• **The task**
Would you repeat the entries below exactly and omit the pictures?

++++ Data for processing

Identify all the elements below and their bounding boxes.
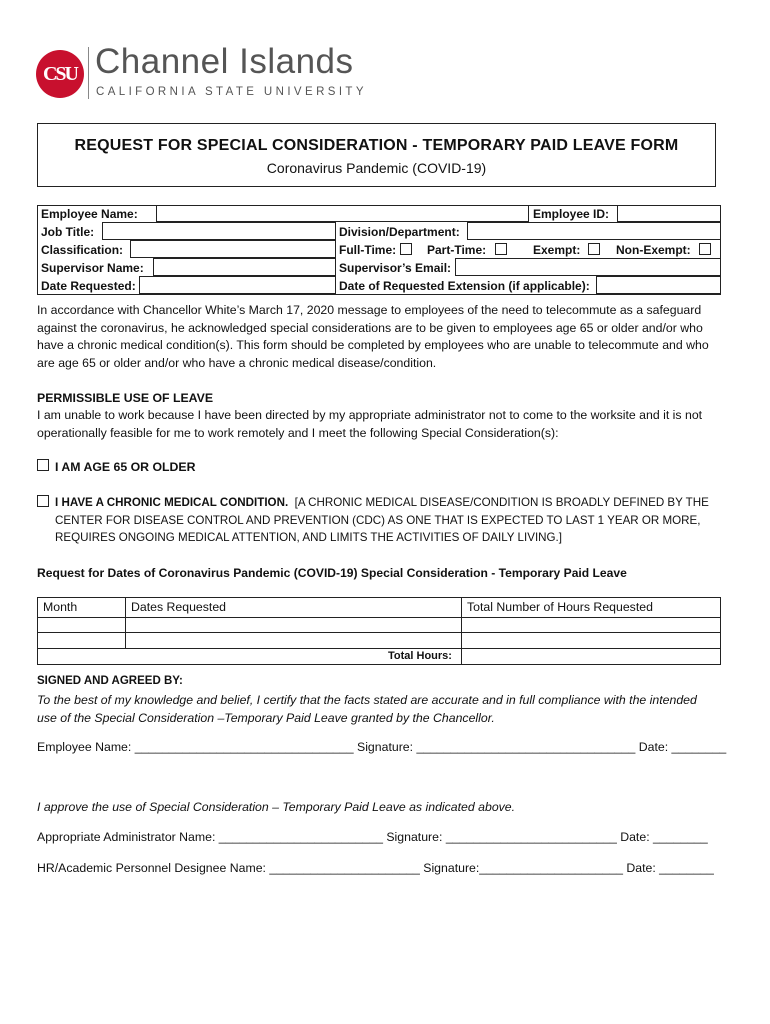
job-title-field[interactable] — [102, 222, 336, 240]
dates-cell[interactable] — [126, 618, 461, 632]
part-time-checkbox[interactable] — [495, 243, 507, 255]
chronic-option-label — [55, 494, 709, 547]
chronic-option-definition: [A CHRONIC MEDICAL DISEASE/CONDITION IS BROADLY DEFINED BY THE — [294, 496, 709, 509]
logo-divider — [88, 47, 89, 99]
form-title: REQUEST FOR SPECIAL CONSIDERATION - TEMPORARY PAID LEAVE FORM — [74, 137, 679, 154]
month-cell[interactable] — [38, 633, 125, 648]
classification-label: Classification: — [41, 243, 124, 257]
approval-statement: I approve the use of Special Consideration – Temporary Paid Leave as indicated above. — [37, 800, 516, 814]
part-time-label: Part-Time: — [427, 243, 487, 257]
supervisor-name-field[interactable] — [153, 258, 336, 276]
permissible-line: operationally feasible for me to work remotely and I meet the following Special Consideration(s): — [37, 425, 559, 440]
employee-name-field[interactable] — [156, 205, 529, 222]
dates-cell[interactable] — [126, 633, 461, 648]
date-extension-field[interactable] — [596, 276, 721, 294]
job-title-label: Job Title: — [41, 225, 95, 239]
table-heading: Request for Dates of Coronavirus Pandemic (COVID-19) Special Consideration - Temporary Paid Leave — [37, 566, 627, 580]
total-hours-label: Total Hours: — [388, 650, 452, 662]
date-requested-field[interactable] — [139, 276, 336, 294]
exempt-label: Exempt: — [533, 243, 581, 257]
date-requested-label: Date Requested: — [41, 279, 136, 293]
intro-line: have a chronic medical condition(s). This form should be completed by employees who are unable to telecommute and who — [37, 338, 709, 352]
non-exempt-label: Non-Exempt: — [616, 243, 691, 257]
grid-line — [37, 205, 38, 295]
column-header-hours: Total Number of Hours Requested — [467, 600, 653, 614]
intro-line: against the coronavirus, he acknowledged special considerations are to be given to employees age 65 or older and/or who — [37, 320, 703, 335]
signed-heading: SIGNED AND AGREED BY: — [37, 675, 183, 687]
column-header-dates: Dates Requested — [131, 600, 227, 614]
division-field[interactable] — [467, 222, 721, 240]
month-cell[interactable] — [38, 618, 125, 632]
supervisor-name-label: Supervisor Name: — [41, 261, 144, 275]
chronic-option-bold: I HAVE A CHRONIC MEDICAL CONDITION. — [55, 496, 289, 509]
age-checkbox[interactable] — [37, 459, 49, 471]
csu-logo-mark — [36, 50, 84, 98]
permissible-text — [37, 407, 702, 442]
intro-line: are age 65 or older and/or who have a chronic medical disease/condition. — [37, 355, 437, 370]
certify-line: To the best of my knowledge and belief, I certify that the facts stated are accurate and in full compliance with the intended — [37, 693, 697, 707]
title-box — [37, 123, 716, 187]
grid-line — [37, 294, 721, 295]
chronic-checkbox[interactable] — [37, 495, 49, 507]
chronic-option-line: REQUIRES ONGOING MEDICAL ATTENTION, AND LIMITS THE ACTIVITIES OF DAILY LIVING.] — [55, 531, 562, 544]
employee-id-field[interactable] — [617, 205, 721, 222]
logo-mark-text: CSU — [42, 62, 77, 85]
age-option-label: I AM AGE 65 OR OLDER — [55, 460, 196, 474]
table-line — [37, 664, 721, 665]
total-hours-cell[interactable] — [462, 649, 720, 664]
division-label: Division/Department: — [339, 225, 460, 239]
intro-paragraph — [37, 302, 709, 372]
supervisor-email-field[interactable] — [455, 258, 721, 276]
table-line — [720, 597, 721, 665]
certify-line: use of the Special Consideration –Temporary Paid Leave granted by the Chancellor. — [37, 710, 495, 725]
employee-name-label: Employee Name: — [41, 207, 138, 221]
column-header-month: Month — [43, 600, 78, 614]
date-extension-label: Date of Requested Extension (if applicable): — [339, 279, 590, 293]
hr-signature-line[interactable]: HR/Academic Personnel Designee Name: ______________________ Signature:_____________________ Date: ________ — [37, 861, 714, 875]
logo-subtitle: CALIFORNIA STATE UNIVERSITY — [96, 86, 367, 98]
administrator-signature-line[interactable]: Appropriate Administrator Name: ________________________ Signature: _________________________ Date: ________ — [37, 830, 708, 844]
certify-text — [37, 692, 697, 727]
employee-signature-line[interactable]: Employee Name: ________________________________ Signature: ________________________________ Date: ________ — [37, 740, 727, 754]
exempt-checkbox[interactable] — [588, 243, 600, 255]
full-time-label: Full-Time: — [339, 243, 397, 257]
intro-line: In accordance with Chancellor White’s March 17, 2020 message to employees of the need to telecommute as a safeguard — [37, 303, 702, 317]
form-subtitle: Coronavirus Pandemic (COVID-19) — [266, 160, 487, 176]
non-exempt-checkbox[interactable] — [699, 243, 711, 255]
employee-id-label: Employee ID: — [533, 207, 610, 221]
classification-field[interactable] — [130, 240, 336, 258]
full-time-checkbox[interactable] — [400, 243, 412, 255]
permissible-heading: PERMISSIBLE USE OF LEAVE — [37, 391, 214, 405]
permissible-line: I am unable to work because I have been directed by my appropriate administrator not to come to the worksite and it is not — [37, 408, 703, 422]
table-line — [37, 597, 721, 598]
logo-name: Channel Islands — [95, 42, 354, 81]
hours-cell[interactable] — [462, 633, 720, 648]
supervisor-email-label: Supervisor’s Email: — [339, 261, 452, 275]
chronic-option-line: CENTER FOR DISEASE CONTROL AND PREVENTION (CDC) AS ONE THAT IS EXPECTED TO LAST 1 YEAR OR MORE, — [55, 513, 701, 527]
hours-cell[interactable] — [462, 618, 720, 632]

++++++++

• **Task response**
Identify all the elements below and their bounding boxes.
job-title-field[interactable] — [102, 222, 336, 240]
dates-cell[interactable] — [126, 618, 461, 632]
part-time-checkbox[interactable] — [495, 243, 507, 255]
chronic-option-label — [55, 494, 709, 547]
chronic-option-definition: [A CHRONIC MEDICAL DISEASE/CONDITION IS BROADLY DEFINED BY THE — [294, 496, 709, 509]
logo-divider — [88, 47, 89, 99]
form-title: REQUEST FOR SPECIAL CONSIDERATION - TEMPORARY PAID LEAVE FORM — [74, 137, 679, 154]
month-cell[interactable] — [38, 633, 125, 648]
classification-label: Classification: — [41, 243, 124, 257]
approval-statement: I approve the use of Special Consideration – Temporary Paid Leave as indicated above. — [37, 800, 516, 814]
part-time-label: Part-Time: — [427, 243, 487, 257]
supervisor-name-field[interactable] — [153, 258, 336, 276]
permissible-line: operationally feasible for me to work remotely and I meet the following Special Consideration(s): — [37, 425, 559, 440]
employee-name-field[interactable] — [156, 205, 529, 222]
dates-cell[interactable] — [126, 633, 461, 648]
date-extension-field[interactable] — [596, 276, 721, 294]
job-title-label: Job Title: — [41, 225, 95, 239]
table-heading: Request for Dates of Coronavirus Pandemic (COVID-19) Special Consideration - Temporary Paid Leave — [37, 566, 627, 580]
total-hours-label: Total Hours: — [388, 650, 452, 662]
date-requested-field[interactable] — [139, 276, 336, 294]
exempt-label: Exempt: — [533, 243, 581, 257]
date-requested-label: Date Requested: — [41, 279, 136, 293]
intro-line: have a chronic medical condition(s). This form should be completed by employees who are unable to telecommute and who — [37, 338, 709, 352]
non-exempt-label: Non-Exempt: — [616, 243, 691, 257]
grid-line — [37, 205, 38, 295]
column-header-hours: Total Number of Hours Requested — [467, 600, 653, 614]
intro-line: against the coronavirus, he acknowledged special considerations are to be given to employees age 65 or older and/or who — [37, 320, 703, 335]
signed-heading: SIGNED AND AGREED BY: — [37, 675, 183, 687]
column-header-dates: Dates Requested — [131, 600, 227, 614]
division-field[interactable] — [467, 222, 721, 240]
month-cell[interactable] — [38, 618, 125, 632]
supervisor-name-label: Supervisor Name: — [41, 261, 144, 275]
chronic-option-bold: I HAVE A CHRONIC MEDICAL CONDITION. — [55, 496, 289, 509]
age-checkbox[interactable] — [37, 459, 49, 471]
csu-logo-mark — [36, 50, 84, 98]
permissible-text — [37, 407, 702, 442]
intro-line: are age 65 or older and/or who have a chronic medical disease/condition. — [37, 355, 437, 370]
certify-line: To the best of my knowledge and belief, I certify that the facts stated are accurate and in full compliance with the intended — [37, 693, 697, 707]
title-box — [37, 123, 716, 187]
grid-line — [37, 294, 721, 295]
chronic-checkbox[interactable] — [37, 495, 49, 507]
chronic-option-line: REQUIRES ONGOING MEDICAL ATTENTION, AND LIMITS THE ACTIVITIES OF DAILY LIVING.] — [55, 531, 562, 544]
employee-id-field[interactable] — [617, 205, 721, 222]
logo-mark-text: CSU — [42, 62, 77, 85]
age-option-label: I AM AGE 65 OR OLDER — [55, 460, 196, 474]
table-line — [37, 664, 721, 665]
total-hours-cell[interactable] — [462, 649, 720, 664]
division-label: Division/Department: — [339, 225, 460, 239]
intro-paragraph — [37, 302, 709, 372]
supervisor-email-field[interactable] — [455, 258, 721, 276]
table-line — [720, 597, 721, 665]
certify-line: use of the Special Consideration –Temporary Paid Leave granted by the Chancellor. — [37, 710, 495, 725]
employee-name-label: Employee Name: — [41, 207, 138, 221]
column-header-month: Month — [43, 600, 78, 614]
date-extension-label: Date of Requested Extension (if applicable): — [339, 279, 590, 293]
hr-signature-line[interactable]: HR/Academic Personnel Designee Name: ______________________ Signature:_____________________ Date: ________ — [37, 861, 714, 875]
logo-subtitle: CALIFORNIA STATE UNIVERSITY — [96, 86, 367, 98]
administrator-signature-line[interactable]: Appropriate Administrator Name: ________________________ Signature: _________________________ Date: ________ — [37, 830, 708, 844]
certify-text — [37, 692, 697, 727]
employee-signature-line[interactable]: Employee Name: ________________________________ Signature: ________________________________ Date: ________ — [37, 740, 727, 754]
exempt-checkbox[interactable] — [588, 243, 600, 255]
full-time-label: Full-Time: — [339, 243, 397, 257]
intro-line: In accordance with Chancellor White’s March 17, 2020 message to employees of the need to telecommute as a safeguard — [37, 303, 702, 317]
form-subtitle: Coronavirus Pandemic (COVID-19) — [266, 160, 487, 176]
non-exempt-checkbox[interactable] — [699, 243, 711, 255]
employee-id-label: Employee ID: — [533, 207, 610, 221]
classification-field[interactable] — [130, 240, 336, 258]
full-time-checkbox[interactable] — [400, 243, 412, 255]
permissible-heading: PERMISSIBLE USE OF LEAVE — [37, 391, 214, 405]
permissible-line: I am unable to work because I have been directed by my appropriate administrator not to come to the worksite and it is not — [37, 408, 703, 422]
table-line — [37, 597, 721, 598]
logo-name: Channel Islands — [95, 42, 354, 81]
hours-cell[interactable] — [462, 633, 720, 648]
supervisor-email-label: Supervisor’s Email: — [339, 261, 452, 275]
chronic-option-line: CENTER FOR DISEASE CONTROL AND PREVENTION (CDC) AS ONE THAT IS EXPECTED TO LAST 1 YEAR OR MORE, — [55, 513, 701, 527]
hours-cell[interactable] — [462, 618, 720, 632]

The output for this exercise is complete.